◆ Set task:
The listing must be reproduced in full, exactly as it stands.

(A block of data)
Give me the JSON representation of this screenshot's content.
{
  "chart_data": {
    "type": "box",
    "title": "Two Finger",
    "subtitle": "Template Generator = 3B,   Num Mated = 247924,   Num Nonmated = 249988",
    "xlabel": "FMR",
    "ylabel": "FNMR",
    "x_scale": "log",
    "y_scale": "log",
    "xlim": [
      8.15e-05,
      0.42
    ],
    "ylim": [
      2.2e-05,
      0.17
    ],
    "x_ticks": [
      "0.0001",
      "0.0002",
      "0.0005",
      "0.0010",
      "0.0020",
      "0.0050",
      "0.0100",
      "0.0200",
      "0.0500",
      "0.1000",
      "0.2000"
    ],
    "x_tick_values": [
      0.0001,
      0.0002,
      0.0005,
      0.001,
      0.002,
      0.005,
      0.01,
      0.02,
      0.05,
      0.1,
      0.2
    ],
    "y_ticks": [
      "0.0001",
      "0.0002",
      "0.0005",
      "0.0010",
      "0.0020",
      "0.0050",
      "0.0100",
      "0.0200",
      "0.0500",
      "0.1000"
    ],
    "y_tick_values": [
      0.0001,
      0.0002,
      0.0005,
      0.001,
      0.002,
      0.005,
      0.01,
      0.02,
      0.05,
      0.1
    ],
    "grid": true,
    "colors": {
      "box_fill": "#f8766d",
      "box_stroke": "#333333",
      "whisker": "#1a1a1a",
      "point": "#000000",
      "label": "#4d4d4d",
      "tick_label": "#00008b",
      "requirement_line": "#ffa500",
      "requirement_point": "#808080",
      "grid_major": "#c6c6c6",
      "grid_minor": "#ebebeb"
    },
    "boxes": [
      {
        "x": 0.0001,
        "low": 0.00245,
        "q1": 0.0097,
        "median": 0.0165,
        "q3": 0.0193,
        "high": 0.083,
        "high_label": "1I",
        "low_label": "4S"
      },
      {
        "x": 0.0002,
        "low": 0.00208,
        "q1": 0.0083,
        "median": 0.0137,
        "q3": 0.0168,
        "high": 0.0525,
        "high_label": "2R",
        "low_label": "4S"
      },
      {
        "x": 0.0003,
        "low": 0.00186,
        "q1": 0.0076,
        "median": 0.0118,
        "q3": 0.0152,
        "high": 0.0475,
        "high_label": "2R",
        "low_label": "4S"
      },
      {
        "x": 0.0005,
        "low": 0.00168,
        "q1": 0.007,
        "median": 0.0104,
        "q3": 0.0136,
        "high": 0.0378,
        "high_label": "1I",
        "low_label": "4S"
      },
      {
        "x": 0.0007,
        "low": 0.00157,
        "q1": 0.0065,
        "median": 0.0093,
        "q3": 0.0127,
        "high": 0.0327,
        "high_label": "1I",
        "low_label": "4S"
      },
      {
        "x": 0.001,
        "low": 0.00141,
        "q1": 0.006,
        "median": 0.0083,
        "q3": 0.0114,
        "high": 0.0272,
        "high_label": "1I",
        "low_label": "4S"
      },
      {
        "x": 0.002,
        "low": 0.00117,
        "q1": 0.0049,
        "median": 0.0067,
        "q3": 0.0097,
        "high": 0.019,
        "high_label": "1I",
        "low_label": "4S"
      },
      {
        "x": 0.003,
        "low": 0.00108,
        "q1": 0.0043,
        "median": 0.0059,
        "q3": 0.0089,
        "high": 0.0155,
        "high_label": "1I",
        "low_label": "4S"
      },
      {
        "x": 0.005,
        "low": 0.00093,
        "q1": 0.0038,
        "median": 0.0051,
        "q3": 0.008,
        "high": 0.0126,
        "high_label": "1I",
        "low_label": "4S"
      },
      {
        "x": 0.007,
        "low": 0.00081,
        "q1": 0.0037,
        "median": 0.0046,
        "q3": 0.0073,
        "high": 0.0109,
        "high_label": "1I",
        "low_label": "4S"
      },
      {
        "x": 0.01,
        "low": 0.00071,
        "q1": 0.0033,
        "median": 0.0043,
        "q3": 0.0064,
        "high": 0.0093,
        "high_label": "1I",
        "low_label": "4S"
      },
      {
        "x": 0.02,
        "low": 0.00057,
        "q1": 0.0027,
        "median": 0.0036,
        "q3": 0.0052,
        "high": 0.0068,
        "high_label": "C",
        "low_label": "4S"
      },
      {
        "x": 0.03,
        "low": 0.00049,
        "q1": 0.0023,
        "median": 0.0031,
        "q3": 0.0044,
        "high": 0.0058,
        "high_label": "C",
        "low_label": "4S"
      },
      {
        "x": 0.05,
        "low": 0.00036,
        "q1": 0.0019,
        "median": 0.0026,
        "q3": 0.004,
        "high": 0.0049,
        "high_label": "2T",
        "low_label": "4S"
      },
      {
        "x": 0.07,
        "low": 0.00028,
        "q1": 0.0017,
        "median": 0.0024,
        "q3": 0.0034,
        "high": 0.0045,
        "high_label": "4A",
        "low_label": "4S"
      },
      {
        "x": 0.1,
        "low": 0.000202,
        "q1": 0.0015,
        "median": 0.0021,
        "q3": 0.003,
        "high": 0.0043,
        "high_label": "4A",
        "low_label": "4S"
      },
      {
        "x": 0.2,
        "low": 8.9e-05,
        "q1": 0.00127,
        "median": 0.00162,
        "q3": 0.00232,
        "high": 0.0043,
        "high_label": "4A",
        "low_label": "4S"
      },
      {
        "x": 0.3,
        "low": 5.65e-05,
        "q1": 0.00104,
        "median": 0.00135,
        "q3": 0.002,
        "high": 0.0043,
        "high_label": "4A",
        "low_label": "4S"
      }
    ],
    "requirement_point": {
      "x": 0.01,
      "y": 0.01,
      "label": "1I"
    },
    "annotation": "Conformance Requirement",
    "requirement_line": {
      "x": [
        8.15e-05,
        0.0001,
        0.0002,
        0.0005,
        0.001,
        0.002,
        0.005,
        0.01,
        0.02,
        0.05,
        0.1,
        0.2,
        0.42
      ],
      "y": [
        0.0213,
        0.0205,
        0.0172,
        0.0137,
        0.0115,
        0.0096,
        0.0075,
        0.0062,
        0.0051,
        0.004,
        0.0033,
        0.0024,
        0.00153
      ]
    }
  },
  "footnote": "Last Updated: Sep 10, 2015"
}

◆ Task answer:
Give me the JSON representation of this screenshot's content.
{
  "chart_data": {
    "type": "box",
    "title": "Two Finger",
    "subtitle": "Template Generator = 3B,   Num Mated = 247924,   Num Nonmated = 249988",
    "xlabel": "FMR",
    "ylabel": "FNMR",
    "x_scale": "log",
    "y_scale": "log",
    "xlim": [
      8.15e-05,
      0.42
    ],
    "ylim": [
      2.2e-05,
      0.17
    ],
    "x_ticks": [
      "0.0001",
      "0.0002",
      "0.0005",
      "0.0010",
      "0.0020",
      "0.0050",
      "0.0100",
      "0.0200",
      "0.0500",
      "0.1000",
      "0.2000"
    ],
    "x_tick_values": [
      0.0001,
      0.0002,
      0.0005,
      0.001,
      0.002,
      0.005,
      0.01,
      0.02,
      0.05,
      0.1,
      0.2
    ],
    "y_ticks": [
      "0.0001",
      "0.0002",
      "0.0005",
      "0.0010",
      "0.0020",
      "0.0050",
      "0.0100",
      "0.0200",
      "0.0500",
      "0.1000"
    ],
    "y_tick_values": [
      0.0001,
      0.0002,
      0.0005,
      0.001,
      0.002,
      0.005,
      0.01,
      0.02,
      0.05,
      0.1
    ],
    "grid": true,
    "colors": {
      "box_fill": "#f8766d",
      "box_stroke": "#333333",
      "whisker": "#1a1a1a",
      "point": "#000000",
      "label": "#4d4d4d",
      "tick_label": "#00008b",
      "requirement_line": "#ffa500",
      "requirement_point": "#808080",
      "grid_major": "#c6c6c6",
      "grid_minor": "#ebebeb"
    },
    "boxes": [
      {
        "x": 0.0001,
        "low": 0.00245,
        "q1": 0.0097,
        "median": 0.0165,
        "q3": 0.0193,
        "high": 0.083,
        "high_label": "1I",
        "low_label": "4S"
      },
      {
        "x": 0.0002,
        "low": 0.00208,
        "q1": 0.0083,
        "median": 0.0137,
        "q3": 0.0168,
        "high": 0.0525,
        "high_label": "2R",
        "low_label": "4S"
      },
      {
        "x": 0.0003,
        "low": 0.00186,
        "q1": 0.0076,
        "median": 0.0118,
        "q3": 0.0152,
        "high": 0.0475,
        "high_label": "2R",
        "low_label": "4S"
      },
      {
        "x": 0.0005,
        "low": 0.00168,
        "q1": 0.007,
        "median": 0.0104,
        "q3": 0.0136,
        "high": 0.0378,
        "high_label": "1I",
        "low_label": "4S"
      },
      {
        "x": 0.0007,
        "low": 0.00157,
        "q1": 0.0065,
        "median": 0.0093,
        "q3": 0.0127,
        "high": 0.0327,
        "high_label": "1I",
        "low_label": "4S"
      },
      {
        "x": 0.001,
        "low": 0.00141,
        "q1": 0.006,
        "median": 0.0083,
        "q3": 0.0114,
        "high": 0.0272,
        "high_label": "1I",
        "low_label": "4S"
      },
      {
        "x": 0.002,
        "low": 0.00117,
        "q1": 0.0049,
        "median": 0.0067,
        "q3": 0.0097,
        "high": 0.019,
        "high_label": "1I",
        "low_label": "4S"
      },
      {
        "x": 0.003,
        "low": 0.00108,
        "q1": 0.0043,
        "median": 0.0059,
        "q3": 0.0089,
        "high": 0.0155,
        "high_label": "1I",
        "low_label": "4S"
      },
      {
        "x": 0.005,
        "low": 0.00093,
        "q1": 0.0038,
        "median": 0.0051,
        "q3": 0.008,
        "high": 0.0126,
        "high_label": "1I",
        "low_label": "4S"
      },
      {
        "x": 0.007,
        "low": 0.00081,
        "q1": 0.0037,
        "median": 0.0046,
        "q3": 0.0073,
        "high": 0.0109,
        "high_label": "1I",
        "low_label": "4S"
      },
      {
        "x": 0.01,
        "low": 0.00071,
        "q1": 0.0033,
        "median": 0.0043,
        "q3": 0.0064,
        "high": 0.0093,
        "high_label": "1I",
        "low_label": "4S"
      },
      {
        "x": 0.02,
        "low": 0.00057,
        "q1": 0.0027,
        "median": 0.0036,
        "q3": 0.0052,
        "high": 0.0068,
        "high_label": "C",
        "low_label": "4S"
      },
      {
        "x": 0.03,
        "low": 0.00049,
        "q1": 0.0023,
        "median": 0.0031,
        "q3": 0.0044,
        "high": 0.0058,
        "high_label": "C",
        "low_label": "4S"
      },
      {
        "x": 0.05,
        "low": 0.00036,
        "q1": 0.0019,
        "median": 0.0026,
        "q3": 0.004,
        "high": 0.0049,
        "high_label": "2T",
        "low_label": "4S"
      },
      {
        "x": 0.07,
        "low": 0.00028,
        "q1": 0.0017,
        "median": 0.0024,
        "q3": 0.0034,
        "high": 0.0045,
        "high_label": "4A",
        "low_label": "4S"
      },
      {
        "x": 0.1,
        "low": 0.000202,
        "q1": 0.0015,
        "median": 0.0021,
        "q3": 0.003,
        "high": 0.0043,
        "high_label": "4A",
        "low_label": "4S"
      },
      {
        "x": 0.2,
        "low": 8.9e-05,
        "q1": 0.00127,
        "median": 0.00162,
        "q3": 0.00232,
        "high": 0.0043,
        "high_label": "4A",
        "low_label": "4S"
      },
      {
        "x": 0.3,
        "low": 5.65e-05,
        "q1": 0.00104,
        "median": 0.00135,
        "q3": 0.002,
        "high": 0.0043,
        "high_label": "4A",
        "low_label": "4S"
      }
    ],
    "requirement_point": {
      "x": 0.01,
      "y": 0.01,
      "label": "1I"
    },
    "annotation": "Conformance Requirement",
    "requirement_line": {
      "x": [
        8.15e-05,
        0.0001,
        0.0002,
        0.0005,
        0.001,
        0.002,
        0.005,
        0.01,
        0.02,
        0.05,
        0.1,
        0.2,
        0.42
      ],
      "y": [
        0.0213,
        0.0205,
        0.0172,
        0.0137,
        0.0115,
        0.0096,
        0.0075,
        0.0062,
        0.0051,
        0.004,
        0.0033,
        0.0024,
        0.00153
      ]
    }
  },
  "footnote": "Last Updated: Sep 10, 2015"
}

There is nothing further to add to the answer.